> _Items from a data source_

##########

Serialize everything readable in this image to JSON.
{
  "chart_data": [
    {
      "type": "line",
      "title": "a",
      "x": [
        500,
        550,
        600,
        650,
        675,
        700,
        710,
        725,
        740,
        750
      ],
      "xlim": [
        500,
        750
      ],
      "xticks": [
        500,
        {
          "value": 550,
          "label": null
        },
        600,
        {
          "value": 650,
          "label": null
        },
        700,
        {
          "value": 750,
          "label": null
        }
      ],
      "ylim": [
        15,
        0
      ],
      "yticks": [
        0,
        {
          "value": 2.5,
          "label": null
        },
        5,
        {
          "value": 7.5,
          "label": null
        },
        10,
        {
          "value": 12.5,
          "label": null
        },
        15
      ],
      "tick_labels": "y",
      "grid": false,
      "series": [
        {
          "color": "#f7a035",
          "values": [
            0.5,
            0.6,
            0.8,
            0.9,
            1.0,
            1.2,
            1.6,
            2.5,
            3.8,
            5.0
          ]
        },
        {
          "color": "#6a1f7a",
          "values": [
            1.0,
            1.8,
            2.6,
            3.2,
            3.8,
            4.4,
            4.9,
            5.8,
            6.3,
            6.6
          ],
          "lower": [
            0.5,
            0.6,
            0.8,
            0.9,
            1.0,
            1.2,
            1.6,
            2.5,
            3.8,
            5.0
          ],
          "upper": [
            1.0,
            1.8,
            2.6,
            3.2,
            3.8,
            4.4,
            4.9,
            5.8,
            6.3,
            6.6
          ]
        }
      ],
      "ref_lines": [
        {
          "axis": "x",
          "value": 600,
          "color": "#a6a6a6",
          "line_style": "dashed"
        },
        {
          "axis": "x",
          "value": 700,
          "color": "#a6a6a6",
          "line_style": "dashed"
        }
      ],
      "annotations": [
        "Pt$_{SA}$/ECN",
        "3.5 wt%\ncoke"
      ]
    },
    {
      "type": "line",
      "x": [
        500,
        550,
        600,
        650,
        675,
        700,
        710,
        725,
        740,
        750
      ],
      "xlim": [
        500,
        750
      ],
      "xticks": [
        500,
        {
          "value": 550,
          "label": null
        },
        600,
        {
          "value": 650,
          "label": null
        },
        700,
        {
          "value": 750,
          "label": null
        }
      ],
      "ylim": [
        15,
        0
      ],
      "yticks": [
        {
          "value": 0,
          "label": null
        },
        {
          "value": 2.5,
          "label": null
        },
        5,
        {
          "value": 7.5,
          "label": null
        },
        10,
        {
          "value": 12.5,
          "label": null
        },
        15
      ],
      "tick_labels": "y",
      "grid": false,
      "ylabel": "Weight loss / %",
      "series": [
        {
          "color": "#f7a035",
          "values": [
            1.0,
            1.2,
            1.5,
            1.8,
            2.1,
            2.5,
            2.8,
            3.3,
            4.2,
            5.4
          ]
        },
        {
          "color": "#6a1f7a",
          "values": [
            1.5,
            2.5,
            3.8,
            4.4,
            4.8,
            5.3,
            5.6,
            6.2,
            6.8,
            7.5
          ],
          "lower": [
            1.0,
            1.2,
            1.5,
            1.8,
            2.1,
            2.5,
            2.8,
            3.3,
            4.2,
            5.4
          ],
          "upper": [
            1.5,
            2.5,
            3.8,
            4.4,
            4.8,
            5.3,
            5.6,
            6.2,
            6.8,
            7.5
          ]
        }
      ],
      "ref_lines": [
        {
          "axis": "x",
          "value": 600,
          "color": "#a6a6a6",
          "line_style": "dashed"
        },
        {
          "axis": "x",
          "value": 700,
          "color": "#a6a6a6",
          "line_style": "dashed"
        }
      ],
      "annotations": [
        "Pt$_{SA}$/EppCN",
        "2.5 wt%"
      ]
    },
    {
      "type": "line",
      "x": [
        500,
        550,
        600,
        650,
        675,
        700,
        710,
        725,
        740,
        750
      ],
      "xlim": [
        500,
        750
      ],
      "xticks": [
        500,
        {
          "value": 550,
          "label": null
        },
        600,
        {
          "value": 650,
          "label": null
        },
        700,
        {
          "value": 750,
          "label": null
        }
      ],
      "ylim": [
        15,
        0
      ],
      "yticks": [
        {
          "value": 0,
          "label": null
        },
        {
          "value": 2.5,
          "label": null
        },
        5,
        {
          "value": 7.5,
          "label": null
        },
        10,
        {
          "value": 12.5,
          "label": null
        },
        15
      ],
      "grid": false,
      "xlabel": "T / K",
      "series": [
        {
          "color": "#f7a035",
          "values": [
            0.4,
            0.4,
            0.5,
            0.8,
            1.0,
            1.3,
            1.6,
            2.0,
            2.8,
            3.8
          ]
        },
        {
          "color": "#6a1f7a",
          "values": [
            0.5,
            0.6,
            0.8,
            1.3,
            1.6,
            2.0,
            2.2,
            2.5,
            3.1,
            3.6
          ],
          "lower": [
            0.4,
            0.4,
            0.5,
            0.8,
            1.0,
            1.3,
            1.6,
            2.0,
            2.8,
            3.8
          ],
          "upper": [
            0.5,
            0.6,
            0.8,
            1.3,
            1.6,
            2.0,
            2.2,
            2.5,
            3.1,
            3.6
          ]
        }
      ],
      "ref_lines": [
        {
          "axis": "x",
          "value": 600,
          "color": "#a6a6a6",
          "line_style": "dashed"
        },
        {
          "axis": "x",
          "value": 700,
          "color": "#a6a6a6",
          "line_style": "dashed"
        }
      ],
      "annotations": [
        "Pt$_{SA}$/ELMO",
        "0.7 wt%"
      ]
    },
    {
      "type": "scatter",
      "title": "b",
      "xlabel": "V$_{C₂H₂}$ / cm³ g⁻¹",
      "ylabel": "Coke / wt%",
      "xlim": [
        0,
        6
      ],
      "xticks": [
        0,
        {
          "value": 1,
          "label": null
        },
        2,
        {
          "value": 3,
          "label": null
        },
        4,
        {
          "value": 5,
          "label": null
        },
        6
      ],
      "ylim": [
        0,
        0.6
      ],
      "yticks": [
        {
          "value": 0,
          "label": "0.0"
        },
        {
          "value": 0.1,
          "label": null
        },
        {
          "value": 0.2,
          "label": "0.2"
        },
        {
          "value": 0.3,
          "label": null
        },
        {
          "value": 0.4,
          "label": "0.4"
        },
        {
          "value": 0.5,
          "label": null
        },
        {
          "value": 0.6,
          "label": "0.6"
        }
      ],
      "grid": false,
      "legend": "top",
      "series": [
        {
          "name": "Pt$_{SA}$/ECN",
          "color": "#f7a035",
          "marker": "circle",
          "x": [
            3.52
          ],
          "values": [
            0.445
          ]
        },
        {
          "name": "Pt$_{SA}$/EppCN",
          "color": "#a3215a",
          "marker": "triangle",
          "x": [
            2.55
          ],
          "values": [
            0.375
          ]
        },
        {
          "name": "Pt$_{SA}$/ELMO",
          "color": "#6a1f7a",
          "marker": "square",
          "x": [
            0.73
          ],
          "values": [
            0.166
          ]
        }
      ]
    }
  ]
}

##########

> _Goal_
Each line above must be reproduced exactly as it stands.

> _Written reply_
Serialize everything readable in this image to JSON.
{
  "chart_data": [
    {
      "type": "line",
      "title": "a",
      "x": [
        500,
        550,
        600,
        650,
        675,
        700,
        710,
        725,
        740,
        750
      ],
      "xlim": [
        500,
        750
      ],
      "xticks": [
        500,
        {
          "value": 550,
          "label": null
        },
        600,
        {
          "value": 650,
          "label": null
        },
        700,
        {
          "value": 750,
          "label": null
        }
      ],
      "ylim": [
        15,
        0
      ],
      "yticks": [
        0,
        {
          "value": 2.5,
          "label": null
        },
        5,
        {
          "value": 7.5,
          "label": null
        },
        10,
        {
          "value": 12.5,
          "label": null
        },
        15
      ],
      "tick_labels": "y",
      "grid": false,
      "series": [
        {
          "color": "#f7a035",
          "values": [
            0.5,
            0.6,
            0.8,
            0.9,
            1.0,
            1.2,
            1.6,
            2.5,
            3.8,
            5.0
          ]
        },
        {
          "color": "#6a1f7a",
          "values": [
            1.0,
            1.8,
            2.6,
            3.2,
            3.8,
            4.4,
            4.9,
            5.8,
            6.3,
            6.6
          ],
          "lower": [
            0.5,
            0.6,
            0.8,
            0.9,
            1.0,
            1.2,
            1.6,
            2.5,
            3.8,
            5.0
          ],
          "upper": [
            1.0,
            1.8,
            2.6,
            3.2,
            3.8,
            4.4,
            4.9,
            5.8,
            6.3,
            6.6
          ]
        }
      ],
      "ref_lines": [
        {
          "axis": "x",
          "value": 600,
          "color": "#a6a6a6",
          "line_style": "dashed"
        },
        {
          "axis": "x",
          "value": 700,
          "color": "#a6a6a6",
          "line_style": "dashed"
        }
      ],
      "annotations": [
        "Pt$_{SA}$/ECN",
        "3.5 wt%\ncoke"
      ]
    },
    {
      "type": "line",
      "x": [
        500,
        550,
        600,
        650,
        675,
        700,
        710,
        725,
        740,
        750
      ],
      "xlim": [
        500,
        750
      ],
      "xticks": [
        500,
        {
          "value": 550,
          "label": null
        },
        600,
        {
          "value": 650,
          "label": null
        },
        700,
        {
          "value": 750,
          "label": null
        }
      ],
      "ylim": [
        15,
        0
      ],
      "yticks": [
        {
          "value": 0,
          "label": null
        },
        {
          "value": 2.5,
          "label": null
        },
        5,
        {
          "value": 7.5,
          "label": null
        },
        10,
        {
          "value": 12.5,
          "label": null
        },
        15
      ],
      "tick_labels": "y",
      "grid": false,
      "ylabel": "Weight loss / %",
      "series": [
        {
          "color": "#f7a035",
          "values": [
            1.0,
            1.2,
            1.5,
            1.8,
            2.1,
            2.5,
            2.8,
            3.3,
            4.2,
            5.4
          ]
        },
        {
          "color": "#6a1f7a",
          "values": [
            1.5,
            2.5,
            3.8,
            4.4,
            4.8,
            5.3,
            5.6,
            6.2,
            6.8,
            7.5
          ],
          "lower": [
            1.0,
            1.2,
            1.5,
            1.8,
            2.1,
            2.5,
            2.8,
            3.3,
            4.2,
            5.4
          ],
          "upper": [
            1.5,
            2.5,
            3.8,
            4.4,
            4.8,
            5.3,
            5.6,
            6.2,
            6.8,
            7.5
          ]
        }
      ],
      "ref_lines": [
        {
          "axis": "x",
          "value": 600,
          "color": "#a6a6a6",
          "line_style": "dashed"
        },
        {
          "axis": "x",
          "value": 700,
          "color": "#a6a6a6",
          "line_style": "dashed"
        }
      ],
      "annotations": [
        "Pt$_{SA}$/EppCN",
        "2.5 wt%"
      ]
    },
    {
      "type": "line",
      "x": [
        500,
        550,
        600,
        650,
        675,
        700,
        710,
        725,
        740,
        750
      ],
      "xlim": [
        500,
        750
      ],
      "xticks": [
        500,
        {
          "value": 550,
          "label": null
        },
        600,
        {
          "value": 650,
          "label": null
        },
        700,
        {
          "value": 750,
          "label": null
        }
      ],
      "ylim": [
        15,
        0
      ],
      "yticks": [
        {
          "value": 0,
          "label": null
        },
        {
          "value": 2.5,
          "label": null
        },
        5,
        {
          "value": 7.5,
          "label": null
        },
        10,
        {
          "value": 12.5,
          "label": null
        },
        15
      ],
      "grid": false,
      "xlabel": "T / K",
      "series": [
        {
          "color": "#f7a035",
          "values": [
            0.4,
            0.4,
            0.5,
            0.8,
            1.0,
            1.3,
            1.6,
            2.0,
            2.8,
            3.8
          ]
        },
        {
          "color": "#6a1f7a",
          "values": [
            0.5,
            0.6,
            0.8,
            1.3,
            1.6,
            2.0,
            2.2,
            2.5,
            3.1,
            3.6
          ],
          "lower": [
            0.4,
            0.4,
            0.5,
            0.8,
            1.0,
            1.3,
            1.6,
            2.0,
            2.8,
            3.8
          ],
          "upper": [
            0.5,
            0.6,
            0.8,
            1.3,
            1.6,
            2.0,
            2.2,
            2.5,
            3.1,
            3.6
          ]
        }
      ],
      "ref_lines": [
        {
          "axis": "x",
          "value": 600,
          "color": "#a6a6a6",
          "line_style": "dashed"
        },
        {
          "axis": "x",
          "value": 700,
          "color": "#a6a6a6",
          "line_style": "dashed"
        }
      ],
      "annotations": [
        "Pt$_{SA}$/ELMO",
        "0.7 wt%"
      ]
    },
    {
      "type": "scatter",
      "title": "b",
      "xlabel": "V$_{C₂H₂}$ / cm³ g⁻¹",
      "ylabel": "Coke / wt%",
      "xlim": [
        0,
        6
      ],
      "xticks": [
        0,
        {
          "value": 1,
          "label": null
        },
        2,
        {
          "value": 3,
          "label": null
        },
        4,
        {
          "value": 5,
          "label": null
        },
        6
      ],
      "ylim": [
        0,
        0.6
      ],
      "yticks": [
        {
          "value": 0,
          "label": "0.0"
        },
        {
          "value": 0.1,
          "label": null
        },
        {
          "value": 0.2,
          "label": "0.2"
        },
        {
          "value": 0.3,
          "label": null
        },
        {
          "value": 0.4,
          "label": "0.4"
        },
        {
          "value": 0.5,
          "label": null
        },
        {
          "value": 0.6,
          "label": "0.6"
        }
      ],
      "grid": false,
      "legend": "top",
      "series": [
        {
          "name": "Pt$_{SA}$/ECN",
          "color": "#f7a035",
          "marker": "circle",
          "x": [
            3.52
          ],
          "values": [
            0.445
          ]
        },
        {
          "name": "Pt$_{SA}$/EppCN",
          "color": "#a3215a",
          "marker": "triangle",
          "x": [
            2.55
          ],
          "values": [
            0.375
          ]
        },
        {
          "name": "Pt$_{SA}$/ELMO",
          "color": "#6a1f7a",
          "marker": "square",
          "x": [
            0.73
          ],
          "values": [
            0.166
          ]
        }
      ]
    }
  ]
}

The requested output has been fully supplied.